**Stored data entries**
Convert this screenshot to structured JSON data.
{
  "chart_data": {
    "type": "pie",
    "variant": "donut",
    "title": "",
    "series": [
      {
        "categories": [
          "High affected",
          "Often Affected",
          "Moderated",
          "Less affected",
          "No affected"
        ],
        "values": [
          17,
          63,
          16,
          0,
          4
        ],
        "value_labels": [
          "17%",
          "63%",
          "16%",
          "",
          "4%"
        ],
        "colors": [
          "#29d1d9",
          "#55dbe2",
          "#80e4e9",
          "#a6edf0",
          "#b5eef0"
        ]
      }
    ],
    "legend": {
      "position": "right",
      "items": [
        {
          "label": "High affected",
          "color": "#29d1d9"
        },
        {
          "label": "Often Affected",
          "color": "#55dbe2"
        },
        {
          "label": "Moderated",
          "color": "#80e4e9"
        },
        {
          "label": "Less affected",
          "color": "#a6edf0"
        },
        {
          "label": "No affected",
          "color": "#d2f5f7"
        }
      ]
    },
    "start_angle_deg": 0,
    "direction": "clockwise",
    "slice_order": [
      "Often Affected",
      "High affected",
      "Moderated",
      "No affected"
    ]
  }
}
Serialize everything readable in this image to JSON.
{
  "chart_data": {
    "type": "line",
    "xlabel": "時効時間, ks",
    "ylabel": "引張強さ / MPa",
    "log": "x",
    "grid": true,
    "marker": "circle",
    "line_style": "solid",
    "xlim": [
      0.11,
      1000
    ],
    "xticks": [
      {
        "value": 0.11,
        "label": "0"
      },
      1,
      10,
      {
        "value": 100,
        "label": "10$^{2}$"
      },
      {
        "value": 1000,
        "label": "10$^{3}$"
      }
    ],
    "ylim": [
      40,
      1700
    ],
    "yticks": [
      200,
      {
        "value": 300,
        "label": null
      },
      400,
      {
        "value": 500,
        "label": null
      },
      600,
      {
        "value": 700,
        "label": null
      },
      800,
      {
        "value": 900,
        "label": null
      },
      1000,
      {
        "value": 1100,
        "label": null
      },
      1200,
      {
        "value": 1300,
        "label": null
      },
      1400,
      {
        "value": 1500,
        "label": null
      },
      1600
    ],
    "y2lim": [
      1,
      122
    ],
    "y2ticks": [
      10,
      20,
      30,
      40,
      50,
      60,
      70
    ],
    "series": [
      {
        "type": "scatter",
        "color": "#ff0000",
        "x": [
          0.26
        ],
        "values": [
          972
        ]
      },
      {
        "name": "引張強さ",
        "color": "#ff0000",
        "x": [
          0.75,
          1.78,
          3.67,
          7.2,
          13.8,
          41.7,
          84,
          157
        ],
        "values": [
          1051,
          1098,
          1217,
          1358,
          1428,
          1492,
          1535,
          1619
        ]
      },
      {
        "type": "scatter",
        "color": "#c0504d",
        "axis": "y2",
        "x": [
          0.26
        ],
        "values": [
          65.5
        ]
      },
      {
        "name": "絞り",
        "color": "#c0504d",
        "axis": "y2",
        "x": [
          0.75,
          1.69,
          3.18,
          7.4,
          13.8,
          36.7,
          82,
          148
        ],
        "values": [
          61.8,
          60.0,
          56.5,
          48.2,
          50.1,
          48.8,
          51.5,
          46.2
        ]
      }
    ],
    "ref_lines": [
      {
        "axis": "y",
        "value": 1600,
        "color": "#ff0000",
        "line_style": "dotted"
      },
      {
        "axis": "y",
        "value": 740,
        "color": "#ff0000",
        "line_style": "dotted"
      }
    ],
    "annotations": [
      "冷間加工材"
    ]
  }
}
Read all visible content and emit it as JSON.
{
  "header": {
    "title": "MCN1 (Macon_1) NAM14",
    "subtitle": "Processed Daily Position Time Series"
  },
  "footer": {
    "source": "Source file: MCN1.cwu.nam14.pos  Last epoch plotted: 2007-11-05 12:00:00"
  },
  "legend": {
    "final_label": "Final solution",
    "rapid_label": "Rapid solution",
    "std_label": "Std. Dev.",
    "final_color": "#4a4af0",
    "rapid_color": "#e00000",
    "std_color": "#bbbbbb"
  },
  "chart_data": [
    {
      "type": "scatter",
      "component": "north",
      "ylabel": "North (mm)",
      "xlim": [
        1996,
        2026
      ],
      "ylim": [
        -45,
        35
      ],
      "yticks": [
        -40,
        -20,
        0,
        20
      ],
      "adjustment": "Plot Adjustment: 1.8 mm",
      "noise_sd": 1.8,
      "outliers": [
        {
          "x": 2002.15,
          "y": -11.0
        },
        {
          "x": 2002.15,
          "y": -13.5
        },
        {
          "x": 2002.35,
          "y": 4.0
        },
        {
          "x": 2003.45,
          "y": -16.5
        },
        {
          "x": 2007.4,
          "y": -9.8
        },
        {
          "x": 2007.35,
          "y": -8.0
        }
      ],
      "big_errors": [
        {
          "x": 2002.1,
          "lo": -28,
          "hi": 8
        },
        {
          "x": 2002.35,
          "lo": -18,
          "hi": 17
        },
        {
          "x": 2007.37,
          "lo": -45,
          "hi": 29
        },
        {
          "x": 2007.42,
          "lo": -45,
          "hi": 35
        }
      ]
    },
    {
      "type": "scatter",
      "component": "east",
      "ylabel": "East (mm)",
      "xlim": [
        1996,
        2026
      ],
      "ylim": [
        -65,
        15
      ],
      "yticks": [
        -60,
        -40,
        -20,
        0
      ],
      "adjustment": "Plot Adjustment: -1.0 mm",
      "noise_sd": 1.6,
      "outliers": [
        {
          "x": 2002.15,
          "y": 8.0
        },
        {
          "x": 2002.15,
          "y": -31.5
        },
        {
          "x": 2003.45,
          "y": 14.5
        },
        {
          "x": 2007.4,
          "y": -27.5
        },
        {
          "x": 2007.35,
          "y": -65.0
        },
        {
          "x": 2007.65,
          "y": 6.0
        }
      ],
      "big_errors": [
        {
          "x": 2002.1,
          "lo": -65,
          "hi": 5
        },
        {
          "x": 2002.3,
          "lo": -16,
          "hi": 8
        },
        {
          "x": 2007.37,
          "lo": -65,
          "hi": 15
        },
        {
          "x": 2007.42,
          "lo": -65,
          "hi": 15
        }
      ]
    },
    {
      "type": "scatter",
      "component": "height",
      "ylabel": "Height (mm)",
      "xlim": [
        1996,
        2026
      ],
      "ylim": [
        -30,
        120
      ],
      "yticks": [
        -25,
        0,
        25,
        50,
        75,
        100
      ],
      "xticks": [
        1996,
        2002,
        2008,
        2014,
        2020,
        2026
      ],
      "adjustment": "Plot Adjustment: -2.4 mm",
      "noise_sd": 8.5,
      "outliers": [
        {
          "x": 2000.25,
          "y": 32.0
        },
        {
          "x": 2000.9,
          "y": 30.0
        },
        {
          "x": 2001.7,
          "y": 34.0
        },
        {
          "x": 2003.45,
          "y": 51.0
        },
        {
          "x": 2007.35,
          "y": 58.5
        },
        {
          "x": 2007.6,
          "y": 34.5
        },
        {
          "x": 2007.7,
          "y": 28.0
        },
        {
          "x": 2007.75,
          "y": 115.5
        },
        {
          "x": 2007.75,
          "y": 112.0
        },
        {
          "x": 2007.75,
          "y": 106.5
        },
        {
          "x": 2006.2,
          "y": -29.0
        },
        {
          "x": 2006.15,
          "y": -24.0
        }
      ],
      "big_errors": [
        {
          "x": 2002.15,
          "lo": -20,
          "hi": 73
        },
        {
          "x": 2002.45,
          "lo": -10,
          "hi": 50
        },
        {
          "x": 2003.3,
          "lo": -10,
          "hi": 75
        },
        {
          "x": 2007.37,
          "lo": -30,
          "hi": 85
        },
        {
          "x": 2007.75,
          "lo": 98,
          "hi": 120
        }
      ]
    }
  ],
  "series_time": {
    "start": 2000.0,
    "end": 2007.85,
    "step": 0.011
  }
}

**Given request**
Write out every line of the data that holds the word "High".

**Correct result**
          "High affected",
          "label": "High affected",
      "High affected",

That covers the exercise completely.